Annotated region listings
---------------

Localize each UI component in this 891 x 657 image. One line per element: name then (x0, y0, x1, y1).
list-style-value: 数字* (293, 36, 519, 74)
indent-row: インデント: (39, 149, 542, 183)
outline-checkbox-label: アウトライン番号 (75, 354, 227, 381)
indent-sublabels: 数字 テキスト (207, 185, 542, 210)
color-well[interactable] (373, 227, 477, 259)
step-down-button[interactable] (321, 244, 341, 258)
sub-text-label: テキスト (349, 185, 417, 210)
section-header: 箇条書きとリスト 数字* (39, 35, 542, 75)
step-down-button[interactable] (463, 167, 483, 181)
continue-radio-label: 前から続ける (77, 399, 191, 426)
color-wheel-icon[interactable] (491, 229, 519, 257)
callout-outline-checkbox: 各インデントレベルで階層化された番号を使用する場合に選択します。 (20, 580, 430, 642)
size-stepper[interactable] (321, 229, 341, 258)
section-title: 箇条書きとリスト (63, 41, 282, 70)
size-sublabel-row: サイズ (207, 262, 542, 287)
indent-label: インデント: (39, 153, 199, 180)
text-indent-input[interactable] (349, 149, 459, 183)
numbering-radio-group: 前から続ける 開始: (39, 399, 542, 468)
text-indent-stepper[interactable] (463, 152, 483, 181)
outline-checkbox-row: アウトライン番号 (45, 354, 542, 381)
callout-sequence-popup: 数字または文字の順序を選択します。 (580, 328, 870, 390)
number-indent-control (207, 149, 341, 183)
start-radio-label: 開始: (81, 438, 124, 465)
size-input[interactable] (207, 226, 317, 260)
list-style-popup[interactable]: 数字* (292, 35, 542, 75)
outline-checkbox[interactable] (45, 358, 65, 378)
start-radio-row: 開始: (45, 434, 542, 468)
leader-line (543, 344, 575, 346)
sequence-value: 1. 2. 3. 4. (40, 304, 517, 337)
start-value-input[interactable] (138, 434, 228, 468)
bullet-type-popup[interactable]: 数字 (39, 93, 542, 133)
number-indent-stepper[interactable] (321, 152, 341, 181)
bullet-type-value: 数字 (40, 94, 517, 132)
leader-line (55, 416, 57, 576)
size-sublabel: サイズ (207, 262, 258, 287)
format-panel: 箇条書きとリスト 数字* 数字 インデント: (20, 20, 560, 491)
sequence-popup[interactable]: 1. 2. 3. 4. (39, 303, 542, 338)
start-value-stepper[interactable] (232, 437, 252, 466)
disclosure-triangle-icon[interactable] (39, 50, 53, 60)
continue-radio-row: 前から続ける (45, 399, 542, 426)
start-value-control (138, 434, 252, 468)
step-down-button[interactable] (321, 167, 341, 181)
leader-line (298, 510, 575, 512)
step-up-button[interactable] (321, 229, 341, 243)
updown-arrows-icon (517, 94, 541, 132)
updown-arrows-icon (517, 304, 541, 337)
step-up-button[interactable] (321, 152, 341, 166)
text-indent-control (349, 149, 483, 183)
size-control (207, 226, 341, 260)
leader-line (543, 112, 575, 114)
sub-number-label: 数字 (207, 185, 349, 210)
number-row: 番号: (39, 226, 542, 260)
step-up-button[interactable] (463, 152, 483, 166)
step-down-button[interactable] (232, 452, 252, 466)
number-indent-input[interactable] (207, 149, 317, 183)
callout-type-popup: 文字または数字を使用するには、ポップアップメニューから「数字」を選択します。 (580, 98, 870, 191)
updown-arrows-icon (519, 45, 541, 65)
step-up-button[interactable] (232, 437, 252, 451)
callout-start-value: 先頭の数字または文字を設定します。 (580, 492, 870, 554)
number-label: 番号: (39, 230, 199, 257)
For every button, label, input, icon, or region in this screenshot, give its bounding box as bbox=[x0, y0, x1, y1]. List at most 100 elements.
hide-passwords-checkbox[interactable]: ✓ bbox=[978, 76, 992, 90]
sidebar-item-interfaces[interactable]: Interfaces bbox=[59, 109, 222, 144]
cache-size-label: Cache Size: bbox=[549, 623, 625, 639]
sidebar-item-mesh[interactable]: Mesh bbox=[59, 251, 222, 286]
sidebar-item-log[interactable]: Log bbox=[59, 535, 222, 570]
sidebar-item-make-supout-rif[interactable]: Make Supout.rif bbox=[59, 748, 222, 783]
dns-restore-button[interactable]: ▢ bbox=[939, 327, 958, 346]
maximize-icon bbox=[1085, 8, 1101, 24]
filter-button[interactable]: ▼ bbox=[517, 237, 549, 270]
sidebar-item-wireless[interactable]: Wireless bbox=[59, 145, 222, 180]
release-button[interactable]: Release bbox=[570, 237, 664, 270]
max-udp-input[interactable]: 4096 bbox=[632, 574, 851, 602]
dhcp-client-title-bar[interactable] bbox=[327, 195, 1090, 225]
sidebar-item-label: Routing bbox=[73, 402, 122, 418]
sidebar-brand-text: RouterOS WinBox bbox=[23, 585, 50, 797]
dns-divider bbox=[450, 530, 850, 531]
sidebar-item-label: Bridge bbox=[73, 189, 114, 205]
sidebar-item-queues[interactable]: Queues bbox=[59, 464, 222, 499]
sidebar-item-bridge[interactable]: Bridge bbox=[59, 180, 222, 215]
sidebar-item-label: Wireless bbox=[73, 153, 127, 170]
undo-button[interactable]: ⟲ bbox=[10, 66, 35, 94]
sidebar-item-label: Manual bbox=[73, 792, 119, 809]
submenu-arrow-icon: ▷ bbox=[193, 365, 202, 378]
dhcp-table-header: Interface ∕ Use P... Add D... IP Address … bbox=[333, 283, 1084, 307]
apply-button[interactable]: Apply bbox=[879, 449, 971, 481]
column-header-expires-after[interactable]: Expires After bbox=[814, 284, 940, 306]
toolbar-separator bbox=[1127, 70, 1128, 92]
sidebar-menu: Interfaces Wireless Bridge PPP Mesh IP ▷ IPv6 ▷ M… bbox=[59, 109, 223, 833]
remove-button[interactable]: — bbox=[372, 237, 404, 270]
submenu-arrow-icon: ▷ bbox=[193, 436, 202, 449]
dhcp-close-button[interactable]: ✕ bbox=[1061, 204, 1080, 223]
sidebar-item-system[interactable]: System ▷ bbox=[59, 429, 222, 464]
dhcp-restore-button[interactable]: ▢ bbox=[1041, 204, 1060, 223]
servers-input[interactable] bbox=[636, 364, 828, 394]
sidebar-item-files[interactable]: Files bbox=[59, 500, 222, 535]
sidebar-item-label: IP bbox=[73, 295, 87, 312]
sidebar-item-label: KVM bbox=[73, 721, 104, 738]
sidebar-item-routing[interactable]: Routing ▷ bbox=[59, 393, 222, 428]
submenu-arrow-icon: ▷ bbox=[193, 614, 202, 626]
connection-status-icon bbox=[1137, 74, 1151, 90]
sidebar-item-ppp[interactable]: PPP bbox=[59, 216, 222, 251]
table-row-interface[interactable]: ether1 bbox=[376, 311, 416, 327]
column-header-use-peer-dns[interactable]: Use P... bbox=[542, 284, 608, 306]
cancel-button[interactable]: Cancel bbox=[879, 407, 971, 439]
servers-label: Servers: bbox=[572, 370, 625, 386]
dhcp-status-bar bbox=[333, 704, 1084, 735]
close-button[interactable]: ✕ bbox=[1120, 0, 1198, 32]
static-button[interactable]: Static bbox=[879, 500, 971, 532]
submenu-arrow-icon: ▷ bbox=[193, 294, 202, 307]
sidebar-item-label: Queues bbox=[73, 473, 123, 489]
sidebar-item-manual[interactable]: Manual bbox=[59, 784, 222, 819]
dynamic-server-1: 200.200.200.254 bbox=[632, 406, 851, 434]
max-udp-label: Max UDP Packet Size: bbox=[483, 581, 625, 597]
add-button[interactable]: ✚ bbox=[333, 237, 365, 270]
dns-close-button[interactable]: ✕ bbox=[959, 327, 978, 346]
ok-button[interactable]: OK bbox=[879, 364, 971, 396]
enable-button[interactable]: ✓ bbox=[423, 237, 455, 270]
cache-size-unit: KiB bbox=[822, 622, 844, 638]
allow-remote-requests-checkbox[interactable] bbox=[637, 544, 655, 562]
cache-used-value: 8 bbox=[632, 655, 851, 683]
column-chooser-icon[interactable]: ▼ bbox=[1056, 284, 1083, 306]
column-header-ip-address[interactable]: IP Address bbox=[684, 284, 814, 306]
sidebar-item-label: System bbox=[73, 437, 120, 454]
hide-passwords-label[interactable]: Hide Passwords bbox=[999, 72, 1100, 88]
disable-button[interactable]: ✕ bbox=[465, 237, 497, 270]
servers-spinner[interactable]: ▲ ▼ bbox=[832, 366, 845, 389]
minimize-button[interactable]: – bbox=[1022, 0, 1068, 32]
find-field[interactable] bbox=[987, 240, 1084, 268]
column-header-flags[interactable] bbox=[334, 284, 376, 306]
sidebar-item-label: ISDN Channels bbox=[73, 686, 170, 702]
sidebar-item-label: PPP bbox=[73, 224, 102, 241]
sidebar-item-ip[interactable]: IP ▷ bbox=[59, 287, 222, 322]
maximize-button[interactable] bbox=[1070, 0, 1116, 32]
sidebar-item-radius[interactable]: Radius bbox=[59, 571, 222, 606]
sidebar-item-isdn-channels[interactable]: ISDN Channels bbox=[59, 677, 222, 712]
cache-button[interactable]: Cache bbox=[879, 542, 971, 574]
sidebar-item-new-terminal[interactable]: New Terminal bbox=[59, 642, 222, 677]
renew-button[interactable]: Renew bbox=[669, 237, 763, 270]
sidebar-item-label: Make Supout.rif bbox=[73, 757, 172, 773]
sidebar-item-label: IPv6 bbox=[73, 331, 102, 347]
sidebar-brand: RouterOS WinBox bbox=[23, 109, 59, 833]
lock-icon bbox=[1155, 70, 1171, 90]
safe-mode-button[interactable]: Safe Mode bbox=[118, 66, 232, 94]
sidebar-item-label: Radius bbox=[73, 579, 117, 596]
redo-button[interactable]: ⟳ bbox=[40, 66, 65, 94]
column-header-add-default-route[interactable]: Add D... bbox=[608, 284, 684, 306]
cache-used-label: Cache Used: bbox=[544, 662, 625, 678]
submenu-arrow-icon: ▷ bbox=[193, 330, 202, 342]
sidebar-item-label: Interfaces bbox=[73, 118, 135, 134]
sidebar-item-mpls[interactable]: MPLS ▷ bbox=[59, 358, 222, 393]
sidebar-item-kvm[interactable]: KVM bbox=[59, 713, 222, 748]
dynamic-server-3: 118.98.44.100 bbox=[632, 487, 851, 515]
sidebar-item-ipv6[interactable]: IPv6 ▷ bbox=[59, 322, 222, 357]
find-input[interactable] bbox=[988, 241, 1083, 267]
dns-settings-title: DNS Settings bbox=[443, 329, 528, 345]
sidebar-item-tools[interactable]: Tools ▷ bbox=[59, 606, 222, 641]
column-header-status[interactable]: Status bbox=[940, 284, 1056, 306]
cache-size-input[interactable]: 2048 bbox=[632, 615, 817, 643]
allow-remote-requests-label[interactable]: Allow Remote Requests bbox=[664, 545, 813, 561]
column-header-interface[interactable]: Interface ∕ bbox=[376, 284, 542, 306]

---------------

**Task directions**: Retype the data from its first line through the line containing "leader-line (543, 344, 575, 346)", including both ends.

**Solution to this exercise**:
Localize each UI component in this 891 x 657 image. One line per element: name then (x0, y0, x1, y1).
list-style-value: 数字* (293, 36, 519, 74)
indent-row: インデント: (39, 149, 542, 183)
outline-checkbox-label: アウトライン番号 (75, 354, 227, 381)
indent-sublabels: 数字 テキスト (207, 185, 542, 210)
color-well[interactable] (373, 227, 477, 259)
step-down-button[interactable] (321, 244, 341, 258)
sub-text-label: テキスト (349, 185, 417, 210)
section-header: 箇条書きとリスト 数字* (39, 35, 542, 75)
step-down-button[interactable] (463, 167, 483, 181)
continue-radio-label: 前から続ける (77, 399, 191, 426)
color-wheel-icon[interactable] (491, 229, 519, 257)
callout-outline-checkbox: 各インデントレベルで階層化された番号を使用する場合に選択します。 (20, 580, 430, 642)
size-stepper[interactable] (321, 229, 341, 258)
section-title: 箇条書きとリスト (63, 41, 282, 70)
size-sublabel-row: サイズ (207, 262, 542, 287)
indent-label: インデント: (39, 153, 199, 180)
text-indent-input[interactable] (349, 149, 459, 183)
numbering-radio-group: 前から続ける 開始: (39, 399, 542, 468)
text-indent-stepper[interactable] (463, 152, 483, 181)
outline-checkbox-row: アウトライン番号 (45, 354, 542, 381)
callout-sequence-popup: 数字または文字の順序を選択します。 (580, 328, 870, 390)
number-indent-control (207, 149, 341, 183)
start-radio-label: 開始: (81, 438, 124, 465)
size-input[interactable] (207, 226, 317, 260)
list-style-popup[interactable]: 数字* (292, 35, 542, 75)
outline-checkbox[interactable] (45, 358, 65, 378)
start-radio-row: 開始: (45, 434, 542, 468)
leader-line (543, 344, 575, 346)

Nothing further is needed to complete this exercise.